[Extracted data entries]
***

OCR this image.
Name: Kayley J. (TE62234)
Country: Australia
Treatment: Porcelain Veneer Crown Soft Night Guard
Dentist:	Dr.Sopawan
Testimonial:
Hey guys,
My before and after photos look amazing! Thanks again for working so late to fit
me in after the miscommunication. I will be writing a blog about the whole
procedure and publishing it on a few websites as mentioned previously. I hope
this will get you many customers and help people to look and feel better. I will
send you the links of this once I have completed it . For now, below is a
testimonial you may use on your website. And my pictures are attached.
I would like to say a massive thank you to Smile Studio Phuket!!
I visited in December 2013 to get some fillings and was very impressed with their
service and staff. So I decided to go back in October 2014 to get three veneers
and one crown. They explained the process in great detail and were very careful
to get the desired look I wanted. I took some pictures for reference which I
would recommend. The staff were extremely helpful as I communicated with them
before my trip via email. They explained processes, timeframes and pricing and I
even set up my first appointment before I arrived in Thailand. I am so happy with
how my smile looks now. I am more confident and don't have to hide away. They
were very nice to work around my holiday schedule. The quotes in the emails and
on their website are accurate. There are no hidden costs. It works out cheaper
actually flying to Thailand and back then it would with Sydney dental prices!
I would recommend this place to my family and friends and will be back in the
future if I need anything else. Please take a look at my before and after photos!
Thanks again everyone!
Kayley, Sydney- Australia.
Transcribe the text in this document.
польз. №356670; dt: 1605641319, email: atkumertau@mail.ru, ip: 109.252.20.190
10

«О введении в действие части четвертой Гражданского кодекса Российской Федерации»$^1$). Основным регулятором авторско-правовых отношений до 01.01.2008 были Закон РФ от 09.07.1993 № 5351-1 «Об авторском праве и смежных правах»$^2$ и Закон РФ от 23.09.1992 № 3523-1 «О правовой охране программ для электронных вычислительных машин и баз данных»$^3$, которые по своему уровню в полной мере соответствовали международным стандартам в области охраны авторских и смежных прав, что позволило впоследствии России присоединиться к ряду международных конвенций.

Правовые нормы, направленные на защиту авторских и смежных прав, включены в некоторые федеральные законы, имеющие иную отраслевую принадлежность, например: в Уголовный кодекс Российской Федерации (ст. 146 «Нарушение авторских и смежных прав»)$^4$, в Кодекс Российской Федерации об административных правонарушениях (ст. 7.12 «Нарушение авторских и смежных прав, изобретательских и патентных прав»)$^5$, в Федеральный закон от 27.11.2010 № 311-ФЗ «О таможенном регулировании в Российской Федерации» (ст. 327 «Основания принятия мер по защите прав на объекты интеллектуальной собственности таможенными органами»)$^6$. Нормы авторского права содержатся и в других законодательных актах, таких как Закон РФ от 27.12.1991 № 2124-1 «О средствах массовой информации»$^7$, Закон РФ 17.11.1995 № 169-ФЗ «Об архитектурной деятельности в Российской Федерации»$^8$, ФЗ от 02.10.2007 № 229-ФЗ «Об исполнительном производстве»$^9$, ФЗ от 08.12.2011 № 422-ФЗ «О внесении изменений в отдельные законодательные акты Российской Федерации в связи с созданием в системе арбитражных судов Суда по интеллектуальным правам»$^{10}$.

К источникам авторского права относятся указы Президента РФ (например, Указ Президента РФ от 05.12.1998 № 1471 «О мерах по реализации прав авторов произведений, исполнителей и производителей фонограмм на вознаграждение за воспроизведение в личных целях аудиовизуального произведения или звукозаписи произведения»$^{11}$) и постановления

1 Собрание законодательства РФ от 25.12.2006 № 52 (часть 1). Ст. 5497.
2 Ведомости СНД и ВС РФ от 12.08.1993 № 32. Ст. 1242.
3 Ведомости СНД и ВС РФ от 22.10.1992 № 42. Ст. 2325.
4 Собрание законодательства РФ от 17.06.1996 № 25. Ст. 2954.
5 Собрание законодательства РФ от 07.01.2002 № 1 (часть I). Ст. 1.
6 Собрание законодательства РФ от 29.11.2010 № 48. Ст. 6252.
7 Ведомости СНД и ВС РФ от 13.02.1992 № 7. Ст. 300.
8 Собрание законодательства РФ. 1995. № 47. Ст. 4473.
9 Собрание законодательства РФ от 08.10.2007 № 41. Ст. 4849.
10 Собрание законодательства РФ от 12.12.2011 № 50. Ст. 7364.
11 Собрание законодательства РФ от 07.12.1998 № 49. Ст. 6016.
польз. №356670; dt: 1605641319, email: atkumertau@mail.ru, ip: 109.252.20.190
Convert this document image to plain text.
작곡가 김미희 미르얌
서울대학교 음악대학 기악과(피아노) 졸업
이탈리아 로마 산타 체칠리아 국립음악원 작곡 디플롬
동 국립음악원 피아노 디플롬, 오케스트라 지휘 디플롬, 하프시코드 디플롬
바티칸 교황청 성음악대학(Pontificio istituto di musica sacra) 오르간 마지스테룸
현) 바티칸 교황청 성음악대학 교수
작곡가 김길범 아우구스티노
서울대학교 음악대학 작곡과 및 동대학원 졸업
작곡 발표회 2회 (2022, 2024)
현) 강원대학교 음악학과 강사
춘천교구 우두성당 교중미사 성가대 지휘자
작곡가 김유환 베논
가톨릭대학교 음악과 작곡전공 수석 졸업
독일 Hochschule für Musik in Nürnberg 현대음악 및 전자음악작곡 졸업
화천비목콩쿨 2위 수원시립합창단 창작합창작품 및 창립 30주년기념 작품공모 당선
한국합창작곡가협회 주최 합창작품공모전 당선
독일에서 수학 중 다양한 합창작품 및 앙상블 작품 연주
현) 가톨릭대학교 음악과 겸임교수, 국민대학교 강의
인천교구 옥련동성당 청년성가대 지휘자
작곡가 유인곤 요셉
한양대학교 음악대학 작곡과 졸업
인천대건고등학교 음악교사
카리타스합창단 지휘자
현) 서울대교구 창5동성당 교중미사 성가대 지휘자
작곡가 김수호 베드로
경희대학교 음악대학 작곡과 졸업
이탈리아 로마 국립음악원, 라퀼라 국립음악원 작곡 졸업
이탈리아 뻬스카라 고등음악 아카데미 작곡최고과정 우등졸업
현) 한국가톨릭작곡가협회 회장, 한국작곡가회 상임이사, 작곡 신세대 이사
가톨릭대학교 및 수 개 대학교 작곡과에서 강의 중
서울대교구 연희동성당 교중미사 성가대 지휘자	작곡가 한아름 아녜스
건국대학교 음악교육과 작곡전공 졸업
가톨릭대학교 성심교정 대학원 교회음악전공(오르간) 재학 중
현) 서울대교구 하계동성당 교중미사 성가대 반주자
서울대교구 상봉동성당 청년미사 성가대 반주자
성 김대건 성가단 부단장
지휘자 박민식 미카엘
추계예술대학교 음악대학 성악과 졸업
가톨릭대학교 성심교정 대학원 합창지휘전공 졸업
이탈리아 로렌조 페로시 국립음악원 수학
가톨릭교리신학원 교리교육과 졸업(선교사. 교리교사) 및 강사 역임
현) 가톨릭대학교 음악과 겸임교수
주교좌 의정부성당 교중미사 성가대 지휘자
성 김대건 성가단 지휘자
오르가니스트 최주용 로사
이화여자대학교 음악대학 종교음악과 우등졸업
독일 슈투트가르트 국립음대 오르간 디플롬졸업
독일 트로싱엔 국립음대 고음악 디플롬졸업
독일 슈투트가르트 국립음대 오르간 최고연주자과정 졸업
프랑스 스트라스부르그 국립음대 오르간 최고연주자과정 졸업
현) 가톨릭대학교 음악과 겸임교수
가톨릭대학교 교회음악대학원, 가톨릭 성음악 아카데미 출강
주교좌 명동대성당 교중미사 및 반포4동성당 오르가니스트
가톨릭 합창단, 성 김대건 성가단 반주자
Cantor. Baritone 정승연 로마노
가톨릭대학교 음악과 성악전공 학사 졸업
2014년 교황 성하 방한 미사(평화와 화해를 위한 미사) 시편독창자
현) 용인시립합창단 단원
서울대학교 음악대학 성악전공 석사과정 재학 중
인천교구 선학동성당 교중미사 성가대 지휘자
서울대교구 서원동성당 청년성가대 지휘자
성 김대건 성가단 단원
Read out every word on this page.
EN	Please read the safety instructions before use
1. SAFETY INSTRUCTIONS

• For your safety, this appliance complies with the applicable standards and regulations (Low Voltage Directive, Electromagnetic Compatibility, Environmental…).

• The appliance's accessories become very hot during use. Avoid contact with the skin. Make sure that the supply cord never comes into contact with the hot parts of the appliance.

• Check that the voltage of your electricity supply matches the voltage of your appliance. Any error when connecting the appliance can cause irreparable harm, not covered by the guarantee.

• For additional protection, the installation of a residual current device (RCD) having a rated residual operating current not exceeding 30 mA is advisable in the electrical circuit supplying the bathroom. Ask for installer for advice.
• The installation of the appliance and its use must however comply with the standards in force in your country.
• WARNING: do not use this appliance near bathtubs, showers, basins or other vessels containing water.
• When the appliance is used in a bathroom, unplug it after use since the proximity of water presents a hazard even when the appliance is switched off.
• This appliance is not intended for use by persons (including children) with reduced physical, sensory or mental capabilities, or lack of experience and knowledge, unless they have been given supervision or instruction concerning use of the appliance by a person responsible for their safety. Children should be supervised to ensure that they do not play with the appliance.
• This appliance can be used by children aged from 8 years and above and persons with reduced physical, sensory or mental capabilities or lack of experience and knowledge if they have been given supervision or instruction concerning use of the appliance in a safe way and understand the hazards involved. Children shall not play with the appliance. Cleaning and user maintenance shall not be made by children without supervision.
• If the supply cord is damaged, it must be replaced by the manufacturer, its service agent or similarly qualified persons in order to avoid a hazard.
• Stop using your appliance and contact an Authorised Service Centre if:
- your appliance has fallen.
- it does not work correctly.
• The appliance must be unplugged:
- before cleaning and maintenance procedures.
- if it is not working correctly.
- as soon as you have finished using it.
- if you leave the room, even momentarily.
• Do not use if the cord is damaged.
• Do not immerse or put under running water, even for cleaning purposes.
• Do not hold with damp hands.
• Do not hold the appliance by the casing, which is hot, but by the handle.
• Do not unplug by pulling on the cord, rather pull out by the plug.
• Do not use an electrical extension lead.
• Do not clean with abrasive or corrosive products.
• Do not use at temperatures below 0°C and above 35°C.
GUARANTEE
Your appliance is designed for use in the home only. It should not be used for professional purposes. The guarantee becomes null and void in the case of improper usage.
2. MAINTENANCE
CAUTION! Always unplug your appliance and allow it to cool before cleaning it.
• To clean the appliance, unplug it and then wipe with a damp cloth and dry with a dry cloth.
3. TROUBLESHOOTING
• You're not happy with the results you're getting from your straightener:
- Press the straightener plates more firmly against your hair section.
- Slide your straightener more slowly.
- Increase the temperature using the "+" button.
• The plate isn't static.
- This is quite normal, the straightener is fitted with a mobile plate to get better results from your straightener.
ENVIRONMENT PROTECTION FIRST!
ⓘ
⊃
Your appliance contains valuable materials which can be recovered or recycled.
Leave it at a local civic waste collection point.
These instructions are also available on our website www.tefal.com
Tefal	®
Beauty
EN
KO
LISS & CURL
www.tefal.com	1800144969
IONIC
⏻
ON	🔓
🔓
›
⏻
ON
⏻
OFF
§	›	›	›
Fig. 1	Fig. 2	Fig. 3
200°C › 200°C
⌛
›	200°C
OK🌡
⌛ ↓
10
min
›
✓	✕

***

| Instructions for the task |
Copy all lines above containing the string "Children".

| Right answer |
• This appliance is not intended for use by persons (including children) with reduced physical, sensory or mental capabilities, or lack of experience and knowledge, unless they have been given supervision or instruction concerning use of the appliance by a person responsible for their safety. Children should be supervised to ensure that they do not play with the appliance.
• This appliance can be used by children aged from 8 years and above and persons with reduced physical, sensory or mental capabilities or lack of experience and knowledge if they have been given supervision or instruction concerning use of the appliance in a safe way and understand the hazards involved. Children shall not play with the appliance. Cleaning and user maintenance shall not be made by children without supervision.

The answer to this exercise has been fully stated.